Exercise requirements: Go through the entries below and copy each line containing the word "this".
___ Data ___
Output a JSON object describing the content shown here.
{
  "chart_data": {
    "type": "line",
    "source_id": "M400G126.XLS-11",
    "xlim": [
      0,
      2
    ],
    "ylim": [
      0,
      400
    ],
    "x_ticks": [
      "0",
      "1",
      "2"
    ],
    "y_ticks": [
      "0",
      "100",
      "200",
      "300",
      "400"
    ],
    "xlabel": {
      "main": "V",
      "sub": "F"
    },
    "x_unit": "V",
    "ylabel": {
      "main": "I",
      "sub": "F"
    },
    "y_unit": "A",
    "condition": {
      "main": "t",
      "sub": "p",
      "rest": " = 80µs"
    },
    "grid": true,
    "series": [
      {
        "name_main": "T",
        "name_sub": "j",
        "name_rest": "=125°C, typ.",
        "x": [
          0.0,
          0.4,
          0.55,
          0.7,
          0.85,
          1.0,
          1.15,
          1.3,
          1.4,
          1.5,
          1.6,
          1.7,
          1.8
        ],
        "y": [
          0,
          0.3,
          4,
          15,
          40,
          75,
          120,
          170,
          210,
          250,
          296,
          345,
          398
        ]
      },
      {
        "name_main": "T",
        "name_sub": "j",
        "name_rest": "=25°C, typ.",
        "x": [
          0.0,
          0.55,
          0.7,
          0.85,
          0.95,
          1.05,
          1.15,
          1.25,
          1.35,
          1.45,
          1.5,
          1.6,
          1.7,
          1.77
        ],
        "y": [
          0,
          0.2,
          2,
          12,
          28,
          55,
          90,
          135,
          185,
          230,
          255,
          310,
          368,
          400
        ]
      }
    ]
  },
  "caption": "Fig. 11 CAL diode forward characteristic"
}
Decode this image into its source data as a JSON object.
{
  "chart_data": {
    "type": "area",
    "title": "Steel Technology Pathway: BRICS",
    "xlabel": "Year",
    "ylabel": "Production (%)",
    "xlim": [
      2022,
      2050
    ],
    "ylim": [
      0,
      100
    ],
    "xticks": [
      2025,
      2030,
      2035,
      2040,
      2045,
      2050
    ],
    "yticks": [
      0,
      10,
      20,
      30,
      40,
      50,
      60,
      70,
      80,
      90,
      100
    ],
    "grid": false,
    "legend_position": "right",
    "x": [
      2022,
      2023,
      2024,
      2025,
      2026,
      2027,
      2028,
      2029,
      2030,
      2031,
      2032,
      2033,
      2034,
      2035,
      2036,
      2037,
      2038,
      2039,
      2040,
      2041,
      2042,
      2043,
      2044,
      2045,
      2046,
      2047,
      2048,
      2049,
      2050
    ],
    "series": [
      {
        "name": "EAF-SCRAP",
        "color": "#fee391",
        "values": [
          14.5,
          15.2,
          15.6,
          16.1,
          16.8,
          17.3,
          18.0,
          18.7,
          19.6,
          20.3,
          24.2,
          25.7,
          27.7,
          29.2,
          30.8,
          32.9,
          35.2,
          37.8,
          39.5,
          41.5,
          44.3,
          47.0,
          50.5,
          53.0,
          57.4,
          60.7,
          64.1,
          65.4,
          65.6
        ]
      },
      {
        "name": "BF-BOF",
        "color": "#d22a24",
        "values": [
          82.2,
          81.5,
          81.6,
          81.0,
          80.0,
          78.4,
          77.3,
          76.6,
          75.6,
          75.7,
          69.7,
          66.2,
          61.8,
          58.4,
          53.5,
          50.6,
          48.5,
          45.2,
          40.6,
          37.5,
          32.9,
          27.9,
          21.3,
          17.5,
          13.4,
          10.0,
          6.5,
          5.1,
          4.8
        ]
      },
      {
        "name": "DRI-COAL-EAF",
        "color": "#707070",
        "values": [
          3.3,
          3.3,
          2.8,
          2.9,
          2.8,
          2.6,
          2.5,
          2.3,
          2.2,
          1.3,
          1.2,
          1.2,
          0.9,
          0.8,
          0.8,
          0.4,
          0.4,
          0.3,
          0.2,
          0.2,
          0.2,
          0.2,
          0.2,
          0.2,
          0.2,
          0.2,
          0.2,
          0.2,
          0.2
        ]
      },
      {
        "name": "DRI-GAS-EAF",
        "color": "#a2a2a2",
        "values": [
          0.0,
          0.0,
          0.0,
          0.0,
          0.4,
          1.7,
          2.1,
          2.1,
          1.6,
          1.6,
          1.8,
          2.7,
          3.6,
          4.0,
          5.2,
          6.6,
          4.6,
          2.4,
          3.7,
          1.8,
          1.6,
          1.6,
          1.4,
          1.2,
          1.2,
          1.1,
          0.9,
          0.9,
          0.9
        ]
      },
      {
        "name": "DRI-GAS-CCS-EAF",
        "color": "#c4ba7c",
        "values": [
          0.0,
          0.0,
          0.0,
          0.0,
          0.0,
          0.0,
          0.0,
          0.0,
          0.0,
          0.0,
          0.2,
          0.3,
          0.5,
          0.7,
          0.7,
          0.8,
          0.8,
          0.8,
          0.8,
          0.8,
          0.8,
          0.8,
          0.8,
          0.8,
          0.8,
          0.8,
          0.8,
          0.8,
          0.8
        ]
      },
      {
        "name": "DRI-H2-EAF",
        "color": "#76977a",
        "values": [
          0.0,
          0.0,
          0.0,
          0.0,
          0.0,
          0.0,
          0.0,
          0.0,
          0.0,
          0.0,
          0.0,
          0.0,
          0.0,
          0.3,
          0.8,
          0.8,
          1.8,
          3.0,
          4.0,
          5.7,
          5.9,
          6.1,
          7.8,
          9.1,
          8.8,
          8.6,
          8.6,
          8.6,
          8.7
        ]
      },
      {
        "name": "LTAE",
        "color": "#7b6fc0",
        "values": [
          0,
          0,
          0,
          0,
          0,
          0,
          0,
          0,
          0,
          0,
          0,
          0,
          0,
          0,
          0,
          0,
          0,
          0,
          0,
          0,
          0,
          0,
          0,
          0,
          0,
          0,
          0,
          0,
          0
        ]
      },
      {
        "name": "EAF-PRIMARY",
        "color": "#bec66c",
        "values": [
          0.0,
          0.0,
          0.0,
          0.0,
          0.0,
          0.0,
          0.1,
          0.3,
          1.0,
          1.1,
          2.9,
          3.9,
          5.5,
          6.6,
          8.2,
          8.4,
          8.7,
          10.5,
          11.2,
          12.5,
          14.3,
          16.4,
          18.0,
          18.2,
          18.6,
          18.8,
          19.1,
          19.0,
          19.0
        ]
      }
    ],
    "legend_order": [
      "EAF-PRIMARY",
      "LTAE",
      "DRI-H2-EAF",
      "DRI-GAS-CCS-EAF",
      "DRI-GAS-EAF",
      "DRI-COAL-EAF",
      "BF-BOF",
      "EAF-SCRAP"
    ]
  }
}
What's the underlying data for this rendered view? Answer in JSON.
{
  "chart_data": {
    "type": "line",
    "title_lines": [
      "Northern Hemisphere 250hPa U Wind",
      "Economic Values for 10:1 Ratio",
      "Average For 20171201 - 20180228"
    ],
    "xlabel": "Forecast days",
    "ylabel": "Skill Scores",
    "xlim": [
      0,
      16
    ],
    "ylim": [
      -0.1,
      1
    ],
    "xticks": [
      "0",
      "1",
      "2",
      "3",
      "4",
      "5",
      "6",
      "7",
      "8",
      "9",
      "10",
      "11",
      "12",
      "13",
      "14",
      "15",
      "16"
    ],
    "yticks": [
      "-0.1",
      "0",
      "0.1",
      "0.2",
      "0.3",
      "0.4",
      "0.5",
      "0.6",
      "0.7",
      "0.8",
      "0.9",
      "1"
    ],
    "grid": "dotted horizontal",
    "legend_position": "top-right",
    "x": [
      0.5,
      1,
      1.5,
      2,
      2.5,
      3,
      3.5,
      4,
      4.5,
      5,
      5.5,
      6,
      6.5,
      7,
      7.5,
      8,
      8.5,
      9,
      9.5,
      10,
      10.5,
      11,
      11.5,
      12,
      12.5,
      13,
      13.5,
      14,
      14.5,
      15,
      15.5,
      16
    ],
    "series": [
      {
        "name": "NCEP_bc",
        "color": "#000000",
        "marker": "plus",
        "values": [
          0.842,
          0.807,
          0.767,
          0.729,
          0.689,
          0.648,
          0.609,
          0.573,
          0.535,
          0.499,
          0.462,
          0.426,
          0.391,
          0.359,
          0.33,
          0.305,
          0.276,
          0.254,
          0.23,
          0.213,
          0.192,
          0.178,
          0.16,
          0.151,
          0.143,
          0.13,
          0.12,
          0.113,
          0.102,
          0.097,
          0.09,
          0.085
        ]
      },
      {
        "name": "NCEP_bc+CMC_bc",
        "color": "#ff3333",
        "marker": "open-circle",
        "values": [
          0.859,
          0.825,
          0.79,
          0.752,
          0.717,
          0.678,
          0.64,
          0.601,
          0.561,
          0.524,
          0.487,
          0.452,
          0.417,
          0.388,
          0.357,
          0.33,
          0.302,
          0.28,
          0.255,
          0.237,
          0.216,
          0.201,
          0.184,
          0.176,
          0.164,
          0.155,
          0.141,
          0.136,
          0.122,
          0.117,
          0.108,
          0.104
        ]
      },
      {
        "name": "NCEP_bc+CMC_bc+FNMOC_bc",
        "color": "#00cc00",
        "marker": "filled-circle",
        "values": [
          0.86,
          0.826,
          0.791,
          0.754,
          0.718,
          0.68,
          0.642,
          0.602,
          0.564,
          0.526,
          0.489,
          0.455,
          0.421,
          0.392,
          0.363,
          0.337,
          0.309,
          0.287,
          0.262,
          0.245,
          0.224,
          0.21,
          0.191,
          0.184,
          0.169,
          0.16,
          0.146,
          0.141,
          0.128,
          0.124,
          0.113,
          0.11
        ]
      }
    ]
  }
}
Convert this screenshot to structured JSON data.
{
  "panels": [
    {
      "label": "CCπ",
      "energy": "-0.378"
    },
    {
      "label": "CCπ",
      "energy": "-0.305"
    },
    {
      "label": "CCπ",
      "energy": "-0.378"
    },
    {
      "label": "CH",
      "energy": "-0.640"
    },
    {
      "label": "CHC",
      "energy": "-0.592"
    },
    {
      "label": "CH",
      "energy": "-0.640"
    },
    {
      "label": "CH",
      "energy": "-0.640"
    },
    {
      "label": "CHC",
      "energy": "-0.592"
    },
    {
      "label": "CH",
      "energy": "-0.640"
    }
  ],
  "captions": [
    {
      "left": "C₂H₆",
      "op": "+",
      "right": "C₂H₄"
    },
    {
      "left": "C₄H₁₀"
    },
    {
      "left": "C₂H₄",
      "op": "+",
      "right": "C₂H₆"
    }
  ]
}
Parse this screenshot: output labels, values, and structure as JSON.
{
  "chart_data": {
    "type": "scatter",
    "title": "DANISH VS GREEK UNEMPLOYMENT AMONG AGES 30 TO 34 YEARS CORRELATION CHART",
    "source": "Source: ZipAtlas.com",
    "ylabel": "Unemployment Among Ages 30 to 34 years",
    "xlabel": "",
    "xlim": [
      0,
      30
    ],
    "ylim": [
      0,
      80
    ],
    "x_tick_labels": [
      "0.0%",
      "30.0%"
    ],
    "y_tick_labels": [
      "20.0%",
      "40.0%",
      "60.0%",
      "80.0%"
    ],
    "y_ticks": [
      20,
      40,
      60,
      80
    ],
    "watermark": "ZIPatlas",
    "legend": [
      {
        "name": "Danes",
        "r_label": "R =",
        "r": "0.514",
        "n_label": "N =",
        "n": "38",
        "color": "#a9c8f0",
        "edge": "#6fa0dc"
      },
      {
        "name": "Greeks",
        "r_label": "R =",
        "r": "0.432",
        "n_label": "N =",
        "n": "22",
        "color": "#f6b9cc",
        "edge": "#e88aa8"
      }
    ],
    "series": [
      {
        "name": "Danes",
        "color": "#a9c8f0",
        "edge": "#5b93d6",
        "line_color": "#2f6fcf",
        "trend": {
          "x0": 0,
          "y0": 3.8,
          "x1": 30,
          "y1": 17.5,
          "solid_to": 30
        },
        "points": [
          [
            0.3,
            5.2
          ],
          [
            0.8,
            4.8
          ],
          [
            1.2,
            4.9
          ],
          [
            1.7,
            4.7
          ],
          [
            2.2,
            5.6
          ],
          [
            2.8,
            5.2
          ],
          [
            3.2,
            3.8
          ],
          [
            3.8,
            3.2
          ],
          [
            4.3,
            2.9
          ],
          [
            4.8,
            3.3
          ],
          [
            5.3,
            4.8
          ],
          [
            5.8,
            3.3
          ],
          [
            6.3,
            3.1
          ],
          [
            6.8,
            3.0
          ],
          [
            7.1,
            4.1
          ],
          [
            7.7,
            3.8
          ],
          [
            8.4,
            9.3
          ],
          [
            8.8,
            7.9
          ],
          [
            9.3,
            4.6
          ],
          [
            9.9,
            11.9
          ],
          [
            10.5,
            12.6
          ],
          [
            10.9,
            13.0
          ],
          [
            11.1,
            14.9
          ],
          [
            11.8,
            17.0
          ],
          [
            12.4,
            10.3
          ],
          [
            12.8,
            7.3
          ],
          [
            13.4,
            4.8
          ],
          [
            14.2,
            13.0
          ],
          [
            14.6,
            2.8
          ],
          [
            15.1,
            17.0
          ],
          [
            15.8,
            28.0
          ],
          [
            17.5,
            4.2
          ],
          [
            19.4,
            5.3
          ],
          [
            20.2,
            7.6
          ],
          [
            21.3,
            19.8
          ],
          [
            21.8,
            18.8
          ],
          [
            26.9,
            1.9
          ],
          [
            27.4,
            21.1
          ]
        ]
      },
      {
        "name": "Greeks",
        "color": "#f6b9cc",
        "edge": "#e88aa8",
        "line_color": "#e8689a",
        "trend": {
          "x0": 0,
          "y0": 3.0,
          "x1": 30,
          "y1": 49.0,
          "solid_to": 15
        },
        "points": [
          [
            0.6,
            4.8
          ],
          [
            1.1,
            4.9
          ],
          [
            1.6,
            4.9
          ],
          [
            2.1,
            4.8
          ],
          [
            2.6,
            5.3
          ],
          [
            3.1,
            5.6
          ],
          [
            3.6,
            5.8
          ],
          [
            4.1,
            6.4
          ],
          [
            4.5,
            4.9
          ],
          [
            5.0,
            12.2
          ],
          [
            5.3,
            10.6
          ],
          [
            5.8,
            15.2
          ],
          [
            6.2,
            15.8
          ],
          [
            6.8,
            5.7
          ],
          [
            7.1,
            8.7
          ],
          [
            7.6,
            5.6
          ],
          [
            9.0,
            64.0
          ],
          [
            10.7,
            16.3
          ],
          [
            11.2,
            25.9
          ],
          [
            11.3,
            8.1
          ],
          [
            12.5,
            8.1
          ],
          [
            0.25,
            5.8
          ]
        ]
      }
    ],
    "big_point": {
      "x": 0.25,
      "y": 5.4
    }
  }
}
___
Written response:
Decode this image into its source data as a JSON object.
What's the underlying data for this rendered view? Answer in JSON.
Convert this screenshot to structured JSON data.
Parse this screenshot: output labels, values, and structure as JSON.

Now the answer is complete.